___ Given data

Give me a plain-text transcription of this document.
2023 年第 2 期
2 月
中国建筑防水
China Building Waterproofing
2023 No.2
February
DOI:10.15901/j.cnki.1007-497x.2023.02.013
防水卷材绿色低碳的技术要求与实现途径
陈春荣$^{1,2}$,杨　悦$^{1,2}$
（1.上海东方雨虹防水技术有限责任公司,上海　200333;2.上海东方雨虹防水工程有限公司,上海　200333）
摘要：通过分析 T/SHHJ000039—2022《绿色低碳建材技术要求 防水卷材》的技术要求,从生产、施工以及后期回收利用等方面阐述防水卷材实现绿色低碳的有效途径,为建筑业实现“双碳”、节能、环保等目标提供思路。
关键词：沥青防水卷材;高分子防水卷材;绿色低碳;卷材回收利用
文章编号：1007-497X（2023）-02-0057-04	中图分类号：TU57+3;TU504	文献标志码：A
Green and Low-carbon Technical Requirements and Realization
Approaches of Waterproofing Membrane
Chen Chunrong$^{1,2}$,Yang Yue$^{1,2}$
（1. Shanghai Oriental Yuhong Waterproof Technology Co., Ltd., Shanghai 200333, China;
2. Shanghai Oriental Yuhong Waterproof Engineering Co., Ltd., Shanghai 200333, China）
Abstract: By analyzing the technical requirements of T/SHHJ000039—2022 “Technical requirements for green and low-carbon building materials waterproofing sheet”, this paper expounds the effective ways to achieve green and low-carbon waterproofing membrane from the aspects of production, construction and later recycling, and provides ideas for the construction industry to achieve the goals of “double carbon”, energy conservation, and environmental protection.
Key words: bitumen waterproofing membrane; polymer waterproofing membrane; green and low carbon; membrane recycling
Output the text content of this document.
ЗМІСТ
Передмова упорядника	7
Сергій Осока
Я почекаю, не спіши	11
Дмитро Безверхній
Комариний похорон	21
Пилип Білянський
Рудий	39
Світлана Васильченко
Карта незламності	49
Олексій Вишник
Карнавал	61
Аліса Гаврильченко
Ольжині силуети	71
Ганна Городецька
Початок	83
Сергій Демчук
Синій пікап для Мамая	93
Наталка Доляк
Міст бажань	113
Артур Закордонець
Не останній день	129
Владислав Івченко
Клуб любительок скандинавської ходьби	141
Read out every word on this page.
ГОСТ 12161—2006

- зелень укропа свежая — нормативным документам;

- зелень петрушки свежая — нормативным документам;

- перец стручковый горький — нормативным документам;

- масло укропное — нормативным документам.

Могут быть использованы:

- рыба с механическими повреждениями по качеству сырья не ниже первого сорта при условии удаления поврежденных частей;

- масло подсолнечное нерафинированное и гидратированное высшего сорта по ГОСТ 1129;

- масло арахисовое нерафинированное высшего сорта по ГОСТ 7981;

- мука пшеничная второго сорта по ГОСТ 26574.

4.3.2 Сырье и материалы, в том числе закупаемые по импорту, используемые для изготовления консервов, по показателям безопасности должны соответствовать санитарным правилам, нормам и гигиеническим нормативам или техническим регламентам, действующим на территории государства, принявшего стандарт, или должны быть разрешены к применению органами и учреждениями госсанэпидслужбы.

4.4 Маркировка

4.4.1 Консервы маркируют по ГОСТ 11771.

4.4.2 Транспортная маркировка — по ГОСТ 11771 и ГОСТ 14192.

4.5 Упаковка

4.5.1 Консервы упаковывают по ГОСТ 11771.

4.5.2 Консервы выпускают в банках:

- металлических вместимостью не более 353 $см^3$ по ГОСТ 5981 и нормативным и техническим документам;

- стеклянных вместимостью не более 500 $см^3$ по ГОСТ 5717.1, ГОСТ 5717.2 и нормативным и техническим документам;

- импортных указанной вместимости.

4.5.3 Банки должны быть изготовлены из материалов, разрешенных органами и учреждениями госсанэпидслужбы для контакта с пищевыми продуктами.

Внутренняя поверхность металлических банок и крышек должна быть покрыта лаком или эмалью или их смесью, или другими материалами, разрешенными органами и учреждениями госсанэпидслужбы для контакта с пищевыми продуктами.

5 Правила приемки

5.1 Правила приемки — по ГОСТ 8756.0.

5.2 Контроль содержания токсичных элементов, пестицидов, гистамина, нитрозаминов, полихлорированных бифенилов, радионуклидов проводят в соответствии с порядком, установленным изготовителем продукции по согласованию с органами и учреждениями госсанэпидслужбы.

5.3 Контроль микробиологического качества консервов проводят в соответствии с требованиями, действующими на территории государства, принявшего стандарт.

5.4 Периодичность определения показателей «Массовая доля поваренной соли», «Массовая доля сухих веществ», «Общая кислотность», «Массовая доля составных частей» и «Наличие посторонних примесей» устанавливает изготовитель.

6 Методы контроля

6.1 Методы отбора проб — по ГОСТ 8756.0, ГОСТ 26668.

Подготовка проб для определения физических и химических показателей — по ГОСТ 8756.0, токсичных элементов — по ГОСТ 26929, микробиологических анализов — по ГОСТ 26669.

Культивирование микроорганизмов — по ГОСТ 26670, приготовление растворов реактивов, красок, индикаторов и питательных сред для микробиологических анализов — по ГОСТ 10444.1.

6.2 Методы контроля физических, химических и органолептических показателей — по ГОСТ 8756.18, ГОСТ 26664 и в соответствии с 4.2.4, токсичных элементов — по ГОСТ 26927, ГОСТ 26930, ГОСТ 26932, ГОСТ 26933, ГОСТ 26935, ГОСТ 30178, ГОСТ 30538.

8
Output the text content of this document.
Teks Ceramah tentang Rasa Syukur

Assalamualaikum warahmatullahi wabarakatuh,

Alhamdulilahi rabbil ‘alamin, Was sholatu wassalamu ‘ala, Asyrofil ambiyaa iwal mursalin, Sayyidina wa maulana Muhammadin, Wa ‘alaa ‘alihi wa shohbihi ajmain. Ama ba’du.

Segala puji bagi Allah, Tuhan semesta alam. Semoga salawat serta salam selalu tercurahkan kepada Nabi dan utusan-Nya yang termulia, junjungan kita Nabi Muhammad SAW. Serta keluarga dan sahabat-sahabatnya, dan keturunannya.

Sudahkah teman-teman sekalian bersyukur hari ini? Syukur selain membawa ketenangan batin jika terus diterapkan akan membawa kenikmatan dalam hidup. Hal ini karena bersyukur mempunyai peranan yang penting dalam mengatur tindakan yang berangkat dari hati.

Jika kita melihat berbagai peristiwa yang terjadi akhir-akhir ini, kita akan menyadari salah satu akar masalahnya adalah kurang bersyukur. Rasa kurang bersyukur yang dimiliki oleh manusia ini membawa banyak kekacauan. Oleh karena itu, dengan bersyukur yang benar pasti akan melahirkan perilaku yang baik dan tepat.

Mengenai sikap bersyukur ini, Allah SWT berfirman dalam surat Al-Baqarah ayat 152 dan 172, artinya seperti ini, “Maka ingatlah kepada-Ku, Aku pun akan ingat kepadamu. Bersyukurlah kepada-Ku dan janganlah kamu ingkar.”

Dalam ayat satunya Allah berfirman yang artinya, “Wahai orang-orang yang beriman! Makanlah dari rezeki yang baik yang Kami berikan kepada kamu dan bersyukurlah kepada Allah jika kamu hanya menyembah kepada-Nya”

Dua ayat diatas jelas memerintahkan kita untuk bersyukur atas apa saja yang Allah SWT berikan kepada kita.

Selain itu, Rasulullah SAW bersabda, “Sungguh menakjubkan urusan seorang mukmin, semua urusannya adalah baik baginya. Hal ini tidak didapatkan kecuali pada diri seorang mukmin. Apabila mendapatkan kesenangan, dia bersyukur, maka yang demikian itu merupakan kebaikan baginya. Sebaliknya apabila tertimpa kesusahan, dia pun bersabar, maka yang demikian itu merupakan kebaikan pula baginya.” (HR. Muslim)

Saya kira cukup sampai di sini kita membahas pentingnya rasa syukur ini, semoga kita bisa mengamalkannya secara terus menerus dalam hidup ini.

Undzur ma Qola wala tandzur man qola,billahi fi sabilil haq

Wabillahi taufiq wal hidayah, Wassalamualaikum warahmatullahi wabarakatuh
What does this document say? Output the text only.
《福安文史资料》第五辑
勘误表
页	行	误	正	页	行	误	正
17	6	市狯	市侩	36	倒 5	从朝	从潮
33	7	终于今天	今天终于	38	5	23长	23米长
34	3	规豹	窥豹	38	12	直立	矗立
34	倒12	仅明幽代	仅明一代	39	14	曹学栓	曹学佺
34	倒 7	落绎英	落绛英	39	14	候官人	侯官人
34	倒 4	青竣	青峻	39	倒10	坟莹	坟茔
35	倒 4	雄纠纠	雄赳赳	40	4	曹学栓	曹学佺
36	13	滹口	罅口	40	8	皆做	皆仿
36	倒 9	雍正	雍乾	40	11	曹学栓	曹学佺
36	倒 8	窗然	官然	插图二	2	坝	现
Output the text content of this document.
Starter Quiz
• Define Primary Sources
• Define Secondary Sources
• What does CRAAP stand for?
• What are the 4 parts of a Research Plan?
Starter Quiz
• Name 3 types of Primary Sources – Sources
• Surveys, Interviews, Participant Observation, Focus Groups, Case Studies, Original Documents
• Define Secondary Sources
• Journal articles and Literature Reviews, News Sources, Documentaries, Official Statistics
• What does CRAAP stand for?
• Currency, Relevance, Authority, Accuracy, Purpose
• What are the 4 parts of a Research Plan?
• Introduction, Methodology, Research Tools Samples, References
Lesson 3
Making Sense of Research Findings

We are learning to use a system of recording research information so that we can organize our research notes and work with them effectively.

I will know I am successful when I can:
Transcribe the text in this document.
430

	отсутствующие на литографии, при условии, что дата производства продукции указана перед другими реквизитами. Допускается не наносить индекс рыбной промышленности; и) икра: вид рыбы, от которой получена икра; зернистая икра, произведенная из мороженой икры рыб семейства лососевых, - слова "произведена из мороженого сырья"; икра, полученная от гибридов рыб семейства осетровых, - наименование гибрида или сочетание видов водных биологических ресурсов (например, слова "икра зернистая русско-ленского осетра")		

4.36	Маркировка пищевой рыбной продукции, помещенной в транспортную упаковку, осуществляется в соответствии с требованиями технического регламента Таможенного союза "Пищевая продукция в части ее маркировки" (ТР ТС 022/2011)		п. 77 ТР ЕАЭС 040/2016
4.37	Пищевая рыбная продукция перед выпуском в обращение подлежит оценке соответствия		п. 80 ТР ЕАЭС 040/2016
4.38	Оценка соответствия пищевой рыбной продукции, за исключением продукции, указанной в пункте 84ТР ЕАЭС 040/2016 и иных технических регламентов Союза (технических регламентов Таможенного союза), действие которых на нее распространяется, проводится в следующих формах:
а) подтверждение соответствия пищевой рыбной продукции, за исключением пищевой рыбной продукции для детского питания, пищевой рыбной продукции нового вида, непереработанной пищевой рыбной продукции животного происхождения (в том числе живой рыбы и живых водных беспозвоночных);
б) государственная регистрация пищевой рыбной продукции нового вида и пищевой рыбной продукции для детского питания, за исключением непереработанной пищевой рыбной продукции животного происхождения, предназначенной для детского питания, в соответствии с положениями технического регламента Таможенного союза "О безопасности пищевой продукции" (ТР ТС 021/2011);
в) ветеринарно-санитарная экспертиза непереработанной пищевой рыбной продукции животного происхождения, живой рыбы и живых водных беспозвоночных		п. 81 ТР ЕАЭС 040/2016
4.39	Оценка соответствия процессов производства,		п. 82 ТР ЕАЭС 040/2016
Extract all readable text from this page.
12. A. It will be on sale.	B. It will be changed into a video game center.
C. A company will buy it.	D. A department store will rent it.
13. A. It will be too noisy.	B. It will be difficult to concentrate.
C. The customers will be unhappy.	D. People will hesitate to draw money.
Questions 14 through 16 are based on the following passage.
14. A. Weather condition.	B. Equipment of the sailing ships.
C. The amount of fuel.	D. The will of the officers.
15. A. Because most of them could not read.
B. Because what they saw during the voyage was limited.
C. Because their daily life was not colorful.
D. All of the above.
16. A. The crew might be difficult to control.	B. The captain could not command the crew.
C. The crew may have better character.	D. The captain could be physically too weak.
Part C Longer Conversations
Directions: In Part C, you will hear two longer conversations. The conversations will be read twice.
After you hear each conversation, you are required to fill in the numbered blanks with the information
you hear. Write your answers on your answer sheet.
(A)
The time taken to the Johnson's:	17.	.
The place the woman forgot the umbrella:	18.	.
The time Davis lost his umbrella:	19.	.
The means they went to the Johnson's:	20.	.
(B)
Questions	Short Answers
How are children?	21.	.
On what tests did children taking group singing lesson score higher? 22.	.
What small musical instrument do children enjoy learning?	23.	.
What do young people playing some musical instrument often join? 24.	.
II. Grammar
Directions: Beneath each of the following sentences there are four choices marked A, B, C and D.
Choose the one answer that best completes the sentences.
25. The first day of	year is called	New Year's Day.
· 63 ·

______

■ Problem to solve
What is the number of lines above that contain "Shanghai"? Answer with that number only.

■ Answer to this task
2